## Directions for this task
Will you write out the data exactly, excluding every picture?

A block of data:

......

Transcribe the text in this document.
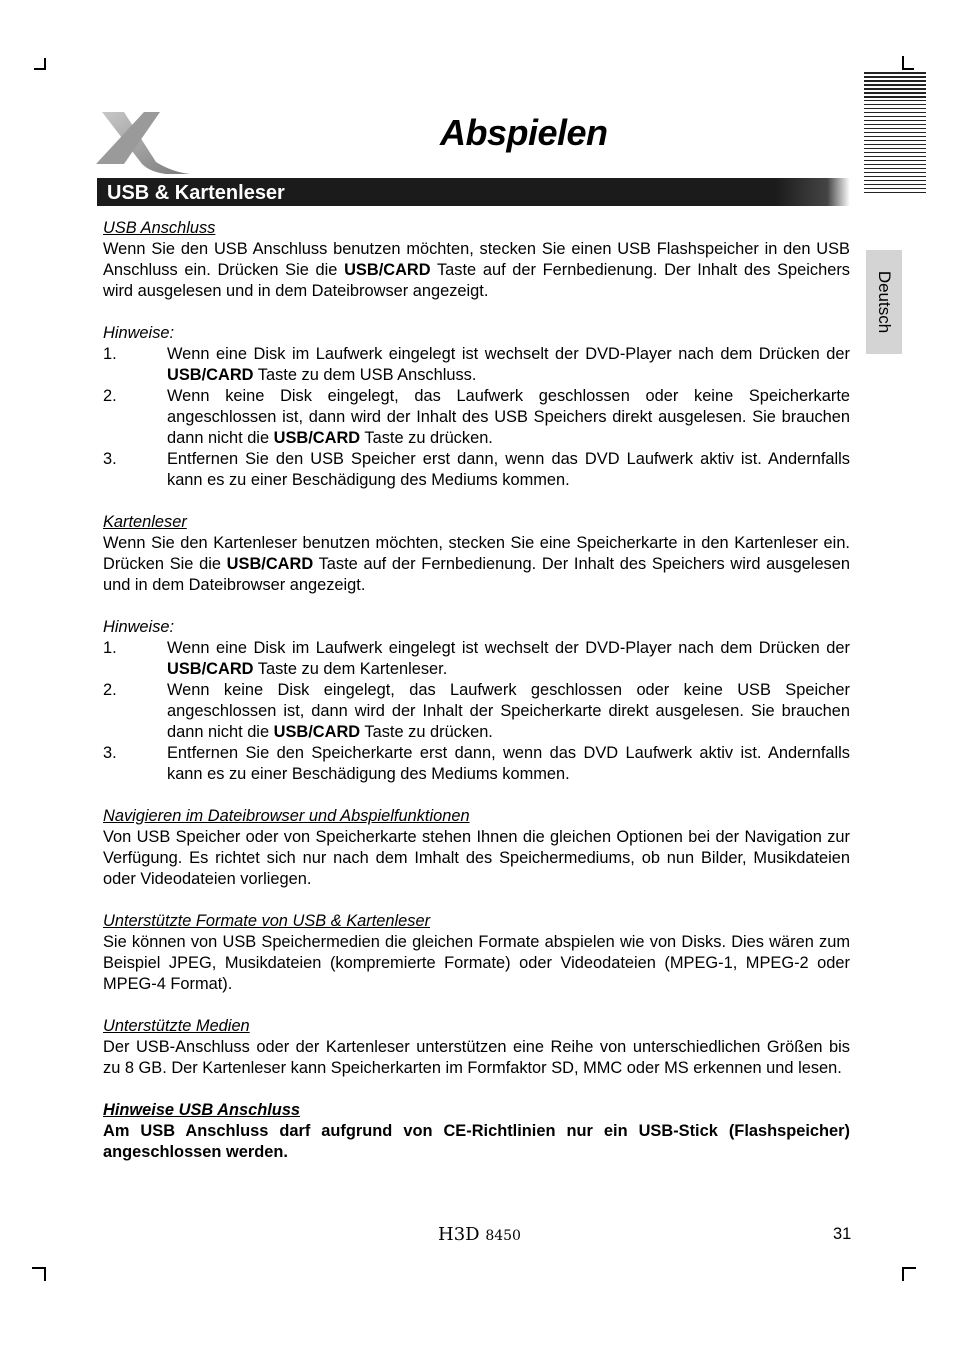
Abspielen
USB & Kartenleser
Deutsch

USB Anschluss

Wenn Sie den USB Anschluss benutzen möchten, stecken Sie einen USB Flashspeicher in den USB Anschluss ein. Drücken Sie die USB/CARD Taste auf der Fernbedienung. Der Inhalt des Speichers wird ausgelesen und in dem Dateibrowser angezeigt.

Hinweise:

1.	Wenn eine Disk im Laufwerk eingelegt ist wechselt der DVD-Player nach dem Drücken der USB/CARD Taste zu dem USB Anschluss.
2.	Wenn keine Disk eingelegt, das Laufwerk geschlossen oder keine Speicherkarte angeschlossen ist, dann wird der Inhalt des USB Speichers direkt ausgelesen. Sie brauchen dann nicht die USB/CARD Taste zu drücken.
3.	Entfernen Sie den USB Speicher erst dann, wenn das DVD Laufwerk aktiv ist. Andernfalls kann es zu einer Beschädigung des Mediums kommen.

Kartenleser

Wenn Sie den Kartenleser benutzen möchten, stecken Sie eine Speicherkarte in den Kartenleser ein. Drücken Sie die USB/CARD Taste auf der Fernbedienung. Der Inhalt des Speichers wird ausgelesen und in dem Dateibrowser angezeigt.

Hinweise:

1.	Wenn eine Disk im Laufwerk eingelegt ist wechselt der DVD-Player nach dem Drücken der USB/CARD Taste zu dem Kartenleser.
2.	Wenn keine Disk eingelegt, das Laufwerk geschlossen oder keine USB Speicher angeschlossen ist, dann wird der Inhalt der Speicherkarte direkt ausgelesen. Sie brauchen dann nicht die USB/CARD Taste zu drücken.
3.	Entfernen Sie den Speicherkarte erst dann, wenn das DVD Laufwerk aktiv ist. Andernfalls kann es zu einer Beschädigung des Mediums kommen.

Navigieren im Dateibrowser und Abspielfunktionen

Von USB Speicher oder von Speicherkarte stehen Ihnen die gleichen Optionen bei der Navigation zur Verfügung. Es richtet sich nur nach dem Imhalt des Speichermediums, ob nun Bilder, Musikdateien oder Videodateien vorliegen.

Unterstützte Formate von USB & Kartenleser

Sie können von USB Speichermedien die gleichen Formate abspielen wie von Disks. Dies wären zum Beispiel JPEG, Musikdateien (kompremierte Formate) oder Videodateien (MPEG-1, MPEG-2 oder MPEG-4 Format).

Unterstützte Medien

Der USB-Anschluss oder der Kartenleser unterstützen eine Reihe von unterschiedlichen Größen bis zu 8 GB. Der Kartenleser kann Speicherkarten im Formfaktor SD, MMC oder MS erkennen und lesen.

Hinweise USB Anschluss

Am USB Anschluss darf aufgrund von CE-Richtlinien nur ein USB-Stick (Flashspeicher) angeschlossen werden.

H3D 8450	31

......

## Output
Transcribe the text in this document.
Abspielen
USB & Kartenleser
Deutsch

USB Anschluss

Wenn Sie den USB Anschluss benutzen möchten, stecken Sie einen USB Flashspeicher in den USB Anschluss ein. Drücken Sie die USB/CARD Taste auf der Fernbedienung. Der Inhalt des Speichers wird ausgelesen und in dem Dateibrowser angezeigt.

Hinweise:

1.	Wenn eine Disk im Laufwerk eingelegt ist wechselt der DVD-Player nach dem Drücken der USB/CARD Taste zu dem USB Anschluss.
2.	Wenn keine Disk eingelegt, das Laufwerk geschlossen oder keine Speicherkarte angeschlossen ist, dann wird der Inhalt des USB Speichers direkt ausgelesen. Sie brauchen dann nicht die USB/CARD Taste zu drücken.
3.	Entfernen Sie den USB Speicher erst dann, wenn das DVD Laufwerk aktiv ist. Andernfalls kann es zu einer Beschädigung des Mediums kommen.

Kartenleser

Wenn Sie den Kartenleser benutzen möchten, stecken Sie eine Speicherkarte in den Kartenleser ein. Drücken Sie die USB/CARD Taste auf der Fernbedienung. Der Inhalt des Speichers wird ausgelesen und in dem Dateibrowser angezeigt.

Hinweise:

1.	Wenn eine Disk im Laufwerk eingelegt ist wechselt der DVD-Player nach dem Drücken der USB/CARD Taste zu dem Kartenleser.
2.	Wenn keine Disk eingelegt, das Laufwerk geschlossen oder keine USB Speicher angeschlossen ist, dann wird der Inhalt der Speicherkarte direkt ausgelesen. Sie brauchen dann nicht die USB/CARD Taste zu drücken.
3.	Entfernen Sie den Speicherkarte erst dann, wenn das DVD Laufwerk aktiv ist. Andernfalls kann es zu einer Beschädigung des Mediums kommen.

Navigieren im Dateibrowser und Abspielfunktionen

Von USB Speicher oder von Speicherkarte stehen Ihnen die gleichen Optionen bei der Navigation zur Verfügung. Es richtet sich nur nach dem Imhalt des Speichermediums, ob nun Bilder, Musikdateien oder Videodateien vorliegen.

Unterstützte Formate von USB & Kartenleser

Sie können von USB Speichermedien die gleichen Formate abspielen wie von Disks. Dies wären zum Beispiel JPEG, Musikdateien (kompremierte Formate) oder Videodateien (MPEG-1, MPEG-2 oder MPEG-4 Format).

Unterstützte Medien

Der USB-Anschluss oder der Kartenleser unterstützen eine Reihe von unterschiedlichen Größen bis zu 8 GB. Der Kartenleser kann Speicherkarten im Formfaktor SD, MMC oder MS erkennen und lesen.

Hinweise USB Anschluss

Am USB Anschluss darf aufgrund von CE-Richtlinien nur ein USB-Stick (Flashspeicher) angeschlossen werden.

H3D 8450	31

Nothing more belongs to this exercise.